* _Dataset records_:

_ _ _ _ _

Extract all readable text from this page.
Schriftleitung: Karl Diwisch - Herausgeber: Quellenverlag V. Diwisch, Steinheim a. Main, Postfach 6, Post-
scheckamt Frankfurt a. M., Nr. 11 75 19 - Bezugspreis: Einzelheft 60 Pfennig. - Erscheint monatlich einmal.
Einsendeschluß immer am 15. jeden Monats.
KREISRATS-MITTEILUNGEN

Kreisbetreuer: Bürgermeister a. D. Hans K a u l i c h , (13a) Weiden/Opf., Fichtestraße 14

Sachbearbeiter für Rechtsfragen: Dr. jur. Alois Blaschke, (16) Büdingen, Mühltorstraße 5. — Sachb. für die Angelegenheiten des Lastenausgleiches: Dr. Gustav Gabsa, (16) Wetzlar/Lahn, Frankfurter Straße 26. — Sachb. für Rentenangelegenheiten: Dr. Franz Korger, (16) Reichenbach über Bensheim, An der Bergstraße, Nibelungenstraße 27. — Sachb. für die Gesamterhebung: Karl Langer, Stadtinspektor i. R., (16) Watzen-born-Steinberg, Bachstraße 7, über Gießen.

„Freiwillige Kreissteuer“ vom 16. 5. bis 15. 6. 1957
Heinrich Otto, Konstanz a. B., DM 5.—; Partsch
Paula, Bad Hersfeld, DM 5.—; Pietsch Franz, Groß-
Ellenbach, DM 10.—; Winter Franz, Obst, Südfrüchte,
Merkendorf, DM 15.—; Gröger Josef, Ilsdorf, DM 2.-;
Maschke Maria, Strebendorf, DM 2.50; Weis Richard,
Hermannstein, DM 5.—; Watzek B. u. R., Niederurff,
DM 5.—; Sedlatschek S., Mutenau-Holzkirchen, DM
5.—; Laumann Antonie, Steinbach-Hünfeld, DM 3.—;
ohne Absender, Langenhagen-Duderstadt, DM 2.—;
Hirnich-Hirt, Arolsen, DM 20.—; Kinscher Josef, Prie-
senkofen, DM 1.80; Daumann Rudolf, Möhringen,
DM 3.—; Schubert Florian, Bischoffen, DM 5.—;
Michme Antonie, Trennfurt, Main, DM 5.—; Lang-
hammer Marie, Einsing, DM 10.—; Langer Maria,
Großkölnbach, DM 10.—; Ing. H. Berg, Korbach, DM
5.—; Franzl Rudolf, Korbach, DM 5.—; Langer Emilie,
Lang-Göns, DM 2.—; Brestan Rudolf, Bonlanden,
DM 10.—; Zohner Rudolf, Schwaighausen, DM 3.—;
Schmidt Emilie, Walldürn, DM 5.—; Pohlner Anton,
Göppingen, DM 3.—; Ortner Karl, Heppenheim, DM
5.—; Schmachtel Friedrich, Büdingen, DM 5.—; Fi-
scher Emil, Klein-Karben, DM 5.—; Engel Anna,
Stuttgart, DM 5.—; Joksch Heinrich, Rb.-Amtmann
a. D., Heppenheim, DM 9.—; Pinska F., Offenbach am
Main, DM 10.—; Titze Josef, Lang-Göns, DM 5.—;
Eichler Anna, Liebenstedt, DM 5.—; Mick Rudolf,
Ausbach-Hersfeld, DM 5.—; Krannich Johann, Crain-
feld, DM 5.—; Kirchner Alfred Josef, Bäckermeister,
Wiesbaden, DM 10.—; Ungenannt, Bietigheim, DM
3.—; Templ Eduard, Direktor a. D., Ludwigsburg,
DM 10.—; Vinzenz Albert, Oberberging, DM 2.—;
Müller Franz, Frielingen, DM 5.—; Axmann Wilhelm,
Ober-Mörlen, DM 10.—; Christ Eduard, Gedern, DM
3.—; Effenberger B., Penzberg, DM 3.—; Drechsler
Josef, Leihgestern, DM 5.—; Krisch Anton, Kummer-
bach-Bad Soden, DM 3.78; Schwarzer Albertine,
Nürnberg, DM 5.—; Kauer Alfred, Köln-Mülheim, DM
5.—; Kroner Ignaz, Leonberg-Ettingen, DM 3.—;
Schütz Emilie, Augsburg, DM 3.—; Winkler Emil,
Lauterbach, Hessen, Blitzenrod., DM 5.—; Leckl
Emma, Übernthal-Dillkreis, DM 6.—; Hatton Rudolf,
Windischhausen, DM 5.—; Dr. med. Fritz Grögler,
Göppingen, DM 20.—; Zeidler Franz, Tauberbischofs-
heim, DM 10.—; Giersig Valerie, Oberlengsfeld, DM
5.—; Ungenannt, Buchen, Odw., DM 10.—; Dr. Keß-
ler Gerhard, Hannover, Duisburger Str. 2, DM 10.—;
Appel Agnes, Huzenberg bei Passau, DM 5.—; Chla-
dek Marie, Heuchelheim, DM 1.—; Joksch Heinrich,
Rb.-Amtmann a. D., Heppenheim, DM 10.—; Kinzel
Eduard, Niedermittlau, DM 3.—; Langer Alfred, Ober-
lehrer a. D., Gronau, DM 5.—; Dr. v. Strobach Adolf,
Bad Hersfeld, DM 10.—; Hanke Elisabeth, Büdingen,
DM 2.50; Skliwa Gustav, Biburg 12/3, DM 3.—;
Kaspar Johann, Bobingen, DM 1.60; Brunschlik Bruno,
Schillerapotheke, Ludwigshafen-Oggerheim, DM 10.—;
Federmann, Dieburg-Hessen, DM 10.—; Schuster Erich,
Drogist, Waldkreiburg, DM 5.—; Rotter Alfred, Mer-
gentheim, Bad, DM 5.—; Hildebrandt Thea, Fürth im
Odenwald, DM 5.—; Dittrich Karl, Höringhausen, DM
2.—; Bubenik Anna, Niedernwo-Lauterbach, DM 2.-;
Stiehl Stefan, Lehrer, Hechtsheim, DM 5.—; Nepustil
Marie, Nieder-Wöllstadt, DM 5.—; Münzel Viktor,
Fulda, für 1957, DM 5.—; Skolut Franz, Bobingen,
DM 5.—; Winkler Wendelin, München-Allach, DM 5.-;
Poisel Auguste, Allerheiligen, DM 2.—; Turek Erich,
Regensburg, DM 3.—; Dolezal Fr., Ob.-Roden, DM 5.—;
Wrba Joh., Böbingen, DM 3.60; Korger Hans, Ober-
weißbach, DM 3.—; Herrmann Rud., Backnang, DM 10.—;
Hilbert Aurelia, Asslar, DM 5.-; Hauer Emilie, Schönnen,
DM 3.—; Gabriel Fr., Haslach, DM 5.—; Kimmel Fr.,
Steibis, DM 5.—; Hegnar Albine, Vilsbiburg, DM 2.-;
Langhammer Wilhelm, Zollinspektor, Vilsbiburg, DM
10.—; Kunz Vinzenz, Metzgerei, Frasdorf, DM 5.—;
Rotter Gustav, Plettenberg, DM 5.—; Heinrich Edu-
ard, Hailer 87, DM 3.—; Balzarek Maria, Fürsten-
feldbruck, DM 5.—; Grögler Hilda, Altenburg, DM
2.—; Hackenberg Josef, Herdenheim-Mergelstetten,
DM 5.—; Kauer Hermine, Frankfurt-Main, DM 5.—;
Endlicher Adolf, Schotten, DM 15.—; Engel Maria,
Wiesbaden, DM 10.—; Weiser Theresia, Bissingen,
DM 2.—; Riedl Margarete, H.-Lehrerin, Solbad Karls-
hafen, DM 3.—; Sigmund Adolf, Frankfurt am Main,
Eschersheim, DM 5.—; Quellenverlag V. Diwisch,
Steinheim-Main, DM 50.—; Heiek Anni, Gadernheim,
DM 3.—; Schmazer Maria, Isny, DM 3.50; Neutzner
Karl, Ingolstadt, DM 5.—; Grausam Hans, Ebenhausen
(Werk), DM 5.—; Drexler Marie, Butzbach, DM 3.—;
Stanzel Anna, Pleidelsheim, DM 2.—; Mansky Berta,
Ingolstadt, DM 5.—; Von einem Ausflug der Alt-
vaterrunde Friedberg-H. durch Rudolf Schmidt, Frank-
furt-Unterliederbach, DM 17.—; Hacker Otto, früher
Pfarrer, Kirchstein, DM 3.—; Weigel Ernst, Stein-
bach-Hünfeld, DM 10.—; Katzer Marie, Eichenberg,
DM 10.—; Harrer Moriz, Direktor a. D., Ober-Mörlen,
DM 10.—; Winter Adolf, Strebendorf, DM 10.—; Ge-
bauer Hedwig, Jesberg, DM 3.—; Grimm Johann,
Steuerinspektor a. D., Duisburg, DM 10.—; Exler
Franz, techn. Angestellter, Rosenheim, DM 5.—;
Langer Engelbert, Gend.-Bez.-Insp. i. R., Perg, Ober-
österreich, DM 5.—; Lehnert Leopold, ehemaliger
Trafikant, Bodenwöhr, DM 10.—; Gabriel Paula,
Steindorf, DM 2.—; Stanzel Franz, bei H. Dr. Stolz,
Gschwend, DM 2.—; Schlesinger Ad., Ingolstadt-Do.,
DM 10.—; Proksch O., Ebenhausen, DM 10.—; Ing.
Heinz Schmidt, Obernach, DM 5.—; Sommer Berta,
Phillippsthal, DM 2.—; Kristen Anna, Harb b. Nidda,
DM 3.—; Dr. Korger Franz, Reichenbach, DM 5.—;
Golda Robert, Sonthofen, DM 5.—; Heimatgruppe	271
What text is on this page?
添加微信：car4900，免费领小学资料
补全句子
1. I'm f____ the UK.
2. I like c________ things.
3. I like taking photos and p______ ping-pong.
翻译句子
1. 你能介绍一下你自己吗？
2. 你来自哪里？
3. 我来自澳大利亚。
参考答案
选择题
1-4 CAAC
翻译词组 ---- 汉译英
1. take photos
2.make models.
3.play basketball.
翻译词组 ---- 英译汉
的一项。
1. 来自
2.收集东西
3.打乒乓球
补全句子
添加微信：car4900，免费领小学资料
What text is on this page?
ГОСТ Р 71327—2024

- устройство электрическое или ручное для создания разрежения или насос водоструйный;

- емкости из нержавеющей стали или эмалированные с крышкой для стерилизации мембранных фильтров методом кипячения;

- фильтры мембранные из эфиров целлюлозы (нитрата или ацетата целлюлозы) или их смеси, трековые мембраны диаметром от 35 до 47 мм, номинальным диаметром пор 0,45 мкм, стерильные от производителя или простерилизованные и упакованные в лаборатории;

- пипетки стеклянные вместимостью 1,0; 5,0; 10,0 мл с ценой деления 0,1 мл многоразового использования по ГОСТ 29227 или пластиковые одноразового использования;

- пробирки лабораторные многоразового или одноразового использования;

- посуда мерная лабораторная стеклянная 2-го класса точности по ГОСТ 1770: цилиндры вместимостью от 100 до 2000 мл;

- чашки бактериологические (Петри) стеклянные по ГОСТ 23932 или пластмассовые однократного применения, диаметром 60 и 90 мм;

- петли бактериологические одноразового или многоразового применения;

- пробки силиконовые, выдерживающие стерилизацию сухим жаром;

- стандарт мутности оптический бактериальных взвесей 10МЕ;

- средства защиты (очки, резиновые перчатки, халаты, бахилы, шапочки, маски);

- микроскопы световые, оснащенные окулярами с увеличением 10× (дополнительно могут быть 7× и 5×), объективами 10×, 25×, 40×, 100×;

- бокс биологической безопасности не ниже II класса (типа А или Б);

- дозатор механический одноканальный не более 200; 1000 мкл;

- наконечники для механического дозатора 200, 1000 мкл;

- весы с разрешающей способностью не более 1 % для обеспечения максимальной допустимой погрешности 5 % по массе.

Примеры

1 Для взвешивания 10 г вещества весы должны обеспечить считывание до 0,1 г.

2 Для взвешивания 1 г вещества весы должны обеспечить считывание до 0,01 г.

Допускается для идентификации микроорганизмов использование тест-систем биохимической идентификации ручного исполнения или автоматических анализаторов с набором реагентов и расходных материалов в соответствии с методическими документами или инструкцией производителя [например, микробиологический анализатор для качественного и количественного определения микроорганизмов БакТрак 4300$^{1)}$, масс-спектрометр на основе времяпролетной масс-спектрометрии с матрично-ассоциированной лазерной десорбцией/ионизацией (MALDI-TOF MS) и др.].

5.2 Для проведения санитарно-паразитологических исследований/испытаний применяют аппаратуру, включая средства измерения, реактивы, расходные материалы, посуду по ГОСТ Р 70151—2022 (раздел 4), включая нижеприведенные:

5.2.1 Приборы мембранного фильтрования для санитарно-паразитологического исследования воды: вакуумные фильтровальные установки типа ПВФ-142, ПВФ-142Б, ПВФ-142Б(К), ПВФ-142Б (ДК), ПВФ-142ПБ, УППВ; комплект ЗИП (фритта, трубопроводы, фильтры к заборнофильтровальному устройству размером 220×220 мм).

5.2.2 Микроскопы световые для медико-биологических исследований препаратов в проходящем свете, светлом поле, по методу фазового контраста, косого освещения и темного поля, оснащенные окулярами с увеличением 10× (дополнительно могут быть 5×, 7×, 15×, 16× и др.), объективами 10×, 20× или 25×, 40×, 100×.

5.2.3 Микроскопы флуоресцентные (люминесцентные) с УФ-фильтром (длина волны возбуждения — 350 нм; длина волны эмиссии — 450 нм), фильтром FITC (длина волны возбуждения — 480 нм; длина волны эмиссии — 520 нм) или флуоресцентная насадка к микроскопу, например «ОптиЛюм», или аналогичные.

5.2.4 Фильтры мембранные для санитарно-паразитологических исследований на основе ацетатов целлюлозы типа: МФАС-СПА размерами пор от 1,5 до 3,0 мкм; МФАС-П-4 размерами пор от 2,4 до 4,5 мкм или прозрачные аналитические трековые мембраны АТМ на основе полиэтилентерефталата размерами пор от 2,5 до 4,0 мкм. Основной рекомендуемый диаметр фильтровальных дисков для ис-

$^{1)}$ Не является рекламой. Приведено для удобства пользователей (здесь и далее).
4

_ _ _ _ _

From the records, copy every line that has the string "Otto" in it.

Heinrich Otto, Konstanz a. B., DM 5.—; Partsch
furt-Unterliederbach, DM 17.—; Hacker Otto, früher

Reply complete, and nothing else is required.